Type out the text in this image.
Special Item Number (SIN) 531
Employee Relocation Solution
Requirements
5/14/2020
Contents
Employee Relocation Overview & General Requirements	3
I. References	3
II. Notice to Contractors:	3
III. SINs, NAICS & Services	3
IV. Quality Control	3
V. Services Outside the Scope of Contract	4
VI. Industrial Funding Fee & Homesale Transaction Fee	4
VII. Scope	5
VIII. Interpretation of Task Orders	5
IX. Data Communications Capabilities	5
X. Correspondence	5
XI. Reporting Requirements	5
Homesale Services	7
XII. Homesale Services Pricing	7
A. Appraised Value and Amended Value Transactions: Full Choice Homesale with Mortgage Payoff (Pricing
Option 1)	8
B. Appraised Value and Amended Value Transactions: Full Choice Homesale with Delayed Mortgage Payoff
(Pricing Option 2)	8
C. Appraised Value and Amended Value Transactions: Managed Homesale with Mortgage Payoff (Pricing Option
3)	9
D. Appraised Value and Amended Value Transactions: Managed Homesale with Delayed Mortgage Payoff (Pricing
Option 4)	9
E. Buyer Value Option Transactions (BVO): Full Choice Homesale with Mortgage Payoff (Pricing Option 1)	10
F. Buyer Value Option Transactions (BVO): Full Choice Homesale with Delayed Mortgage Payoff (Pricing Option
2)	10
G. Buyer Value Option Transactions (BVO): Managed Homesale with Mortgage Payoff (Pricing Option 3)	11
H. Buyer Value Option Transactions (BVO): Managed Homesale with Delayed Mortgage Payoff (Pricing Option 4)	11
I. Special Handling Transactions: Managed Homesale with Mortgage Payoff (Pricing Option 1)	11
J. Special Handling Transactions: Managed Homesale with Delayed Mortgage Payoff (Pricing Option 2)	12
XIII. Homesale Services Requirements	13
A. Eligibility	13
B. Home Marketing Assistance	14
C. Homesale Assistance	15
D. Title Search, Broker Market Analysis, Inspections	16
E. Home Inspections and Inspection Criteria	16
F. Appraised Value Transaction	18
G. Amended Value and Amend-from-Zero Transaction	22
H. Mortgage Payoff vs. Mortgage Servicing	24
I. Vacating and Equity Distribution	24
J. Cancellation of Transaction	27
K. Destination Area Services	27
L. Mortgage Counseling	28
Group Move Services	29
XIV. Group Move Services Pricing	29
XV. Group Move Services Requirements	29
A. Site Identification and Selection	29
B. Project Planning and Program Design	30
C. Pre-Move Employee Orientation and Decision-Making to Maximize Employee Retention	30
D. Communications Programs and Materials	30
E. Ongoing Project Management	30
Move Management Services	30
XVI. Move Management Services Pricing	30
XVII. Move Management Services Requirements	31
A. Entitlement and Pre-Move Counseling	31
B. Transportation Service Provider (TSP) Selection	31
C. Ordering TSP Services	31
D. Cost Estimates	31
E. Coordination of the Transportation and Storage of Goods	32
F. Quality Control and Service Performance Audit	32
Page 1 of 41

***

Please repeat the listing above in full and exactly.

### THE OUTPUT
Type out the text in this image.
Special Item Number (SIN) 531
Employee Relocation Solution
Requirements
5/14/2020
Contents
Employee Relocation Overview & General Requirements	3
I. References	3
II. Notice to Contractors:	3
III. SINs, NAICS & Services	3
IV. Quality Control	3
V. Services Outside the Scope of Contract	4
VI. Industrial Funding Fee & Homesale Transaction Fee	4
VII. Scope	5
VIII. Interpretation of Task Orders	5
IX. Data Communications Capabilities	5
X. Correspondence	5
XI. Reporting Requirements	5
Homesale Services	7
XII. Homesale Services Pricing	7
A. Appraised Value and Amended Value Transactions: Full Choice Homesale with Mortgage Payoff (Pricing
Option 1)	8
B. Appraised Value and Amended Value Transactions: Full Choice Homesale with Delayed Mortgage Payoff
(Pricing Option 2)	8
C. Appraised Value and Amended Value Transactions: Managed Homesale with Mortgage Payoff (Pricing Option
3)	9
D. Appraised Value and Amended Value Transactions: Managed Homesale with Delayed Mortgage Payoff (Pricing
Option 4)	9
E. Buyer Value Option Transactions (BVO): Full Choice Homesale with Mortgage Payoff (Pricing Option 1)	10
F. Buyer Value Option Transactions (BVO): Full Choice Homesale with Delayed Mortgage Payoff (Pricing Option
2)	10
G. Buyer Value Option Transactions (BVO): Managed Homesale with Mortgage Payoff (Pricing Option 3)	11
H. Buyer Value Option Transactions (BVO): Managed Homesale with Delayed Mortgage Payoff (Pricing Option 4)	11
I. Special Handling Transactions: Managed Homesale with Mortgage Payoff (Pricing Option 1)	11
J. Special Handling Transactions: Managed Homesale with Delayed Mortgage Payoff (Pricing Option 2)	12
XIII. Homesale Services Requirements	13
A. Eligibility	13
B. Home Marketing Assistance	14
C. Homesale Assistance	15
D. Title Search, Broker Market Analysis, Inspections	16
E. Home Inspections and Inspection Criteria	16
F. Appraised Value Transaction	18
G. Amended Value and Amend-from-Zero Transaction	22
H. Mortgage Payoff vs. Mortgage Servicing	24
I. Vacating and Equity Distribution	24
J. Cancellation of Transaction	27
K. Destination Area Services	27
L. Mortgage Counseling	28
Group Move Services	29
XIV. Group Move Services Pricing	29
XV. Group Move Services Requirements	29
A. Site Identification and Selection	29
B. Project Planning and Program Design	30
C. Pre-Move Employee Orientation and Decision-Making to Maximize Employee Retention	30
D. Communications Programs and Materials	30
E. Ongoing Project Management	30
Move Management Services	30
XVI. Move Management Services Pricing	30
XVII. Move Management Services Requirements	31
A. Entitlement and Pre-Move Counseling	31
B. Transportation Service Provider (TSP) Selection	31
C. Ordering TSP Services	31
D. Cost Estimates	31
E. Coordination of the Transportation and Storage of Goods	32
F. Quality Control and Service Performance Audit	32
Page 1 of 41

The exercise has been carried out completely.